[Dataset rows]
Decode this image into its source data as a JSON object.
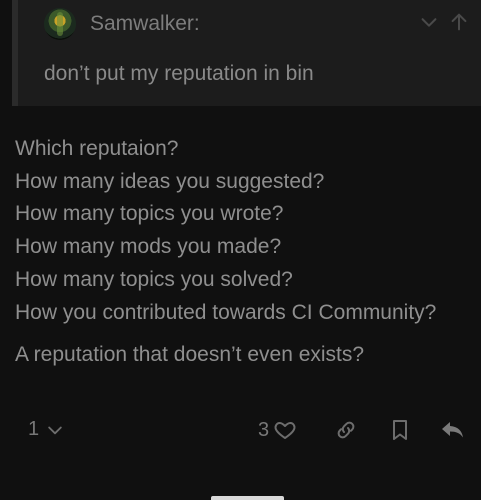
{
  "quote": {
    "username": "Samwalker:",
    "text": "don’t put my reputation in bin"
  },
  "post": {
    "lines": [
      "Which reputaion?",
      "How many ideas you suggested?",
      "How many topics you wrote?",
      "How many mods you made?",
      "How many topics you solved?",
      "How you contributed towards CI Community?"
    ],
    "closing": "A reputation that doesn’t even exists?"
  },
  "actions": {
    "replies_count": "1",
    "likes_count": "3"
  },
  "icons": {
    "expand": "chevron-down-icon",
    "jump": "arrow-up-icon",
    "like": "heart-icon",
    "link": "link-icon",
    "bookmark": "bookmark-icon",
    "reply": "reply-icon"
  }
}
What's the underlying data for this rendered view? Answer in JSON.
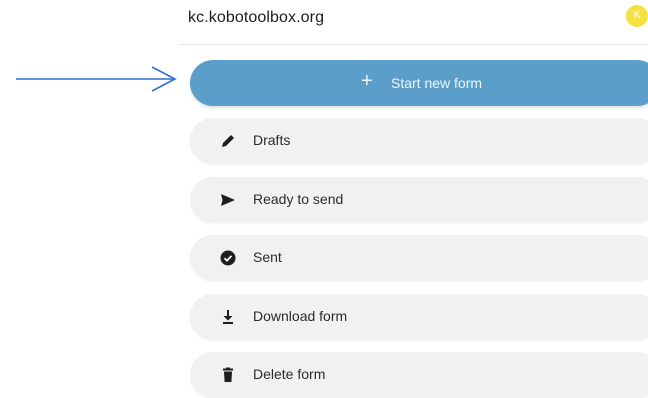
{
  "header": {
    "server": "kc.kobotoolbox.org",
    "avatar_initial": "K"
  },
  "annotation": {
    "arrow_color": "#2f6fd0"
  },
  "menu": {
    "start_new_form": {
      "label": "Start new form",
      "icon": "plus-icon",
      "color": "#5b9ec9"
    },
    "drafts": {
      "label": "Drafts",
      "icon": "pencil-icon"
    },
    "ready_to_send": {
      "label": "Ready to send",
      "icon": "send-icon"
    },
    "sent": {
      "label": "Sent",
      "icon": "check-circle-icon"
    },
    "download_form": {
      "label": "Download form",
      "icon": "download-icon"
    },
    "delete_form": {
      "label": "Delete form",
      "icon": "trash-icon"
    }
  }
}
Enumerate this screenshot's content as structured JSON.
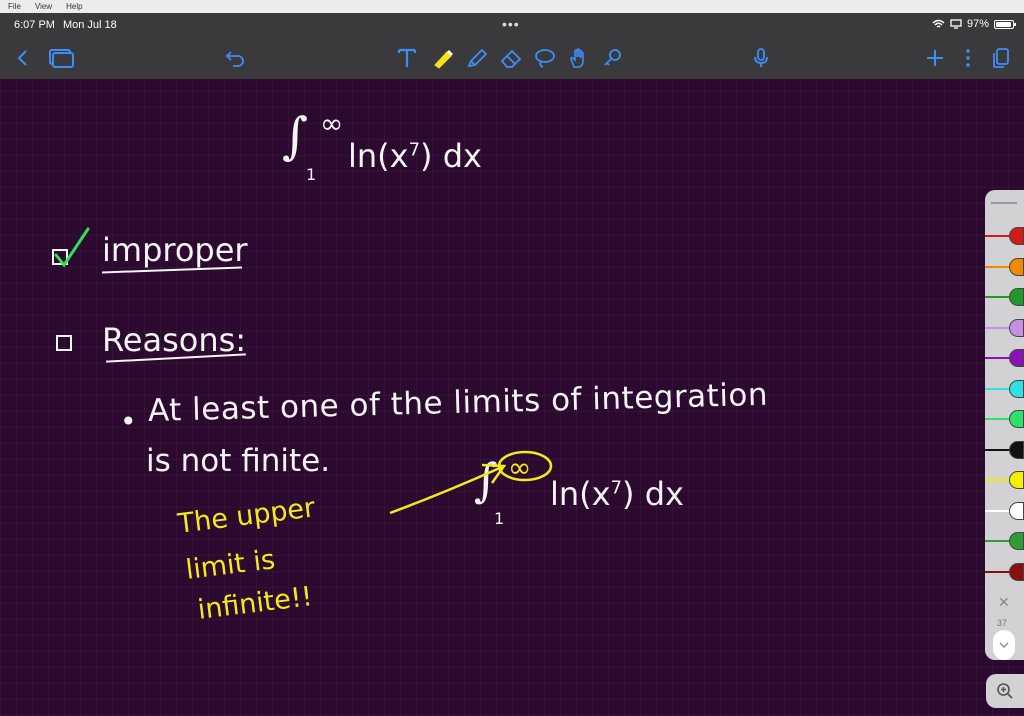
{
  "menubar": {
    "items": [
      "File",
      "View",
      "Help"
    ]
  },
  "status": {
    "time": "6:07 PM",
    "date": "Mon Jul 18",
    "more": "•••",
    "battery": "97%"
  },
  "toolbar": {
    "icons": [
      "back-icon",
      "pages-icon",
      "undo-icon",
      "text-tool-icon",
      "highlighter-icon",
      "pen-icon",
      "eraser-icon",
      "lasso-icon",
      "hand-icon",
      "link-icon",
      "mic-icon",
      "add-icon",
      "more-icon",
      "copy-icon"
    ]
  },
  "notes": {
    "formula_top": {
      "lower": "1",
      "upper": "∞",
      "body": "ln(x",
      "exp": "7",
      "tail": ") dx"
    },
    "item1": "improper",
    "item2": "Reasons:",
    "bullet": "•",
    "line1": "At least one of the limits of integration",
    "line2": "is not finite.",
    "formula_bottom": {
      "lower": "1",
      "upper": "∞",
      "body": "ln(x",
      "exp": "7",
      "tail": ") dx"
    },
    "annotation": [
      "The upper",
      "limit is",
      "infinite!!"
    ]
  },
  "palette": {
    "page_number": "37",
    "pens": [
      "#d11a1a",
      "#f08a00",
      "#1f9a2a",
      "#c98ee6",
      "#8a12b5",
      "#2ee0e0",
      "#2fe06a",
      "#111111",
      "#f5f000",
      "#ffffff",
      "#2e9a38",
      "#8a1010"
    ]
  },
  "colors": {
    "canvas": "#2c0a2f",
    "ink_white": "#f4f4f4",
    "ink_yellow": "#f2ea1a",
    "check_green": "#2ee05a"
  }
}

**Written task**
Go through the listing above and pull out each line containing the word "reputation".

**Worked solution**
    "text": "don’t put my reputation in bin"
    "closing": "A reputation that doesn’t even exists?"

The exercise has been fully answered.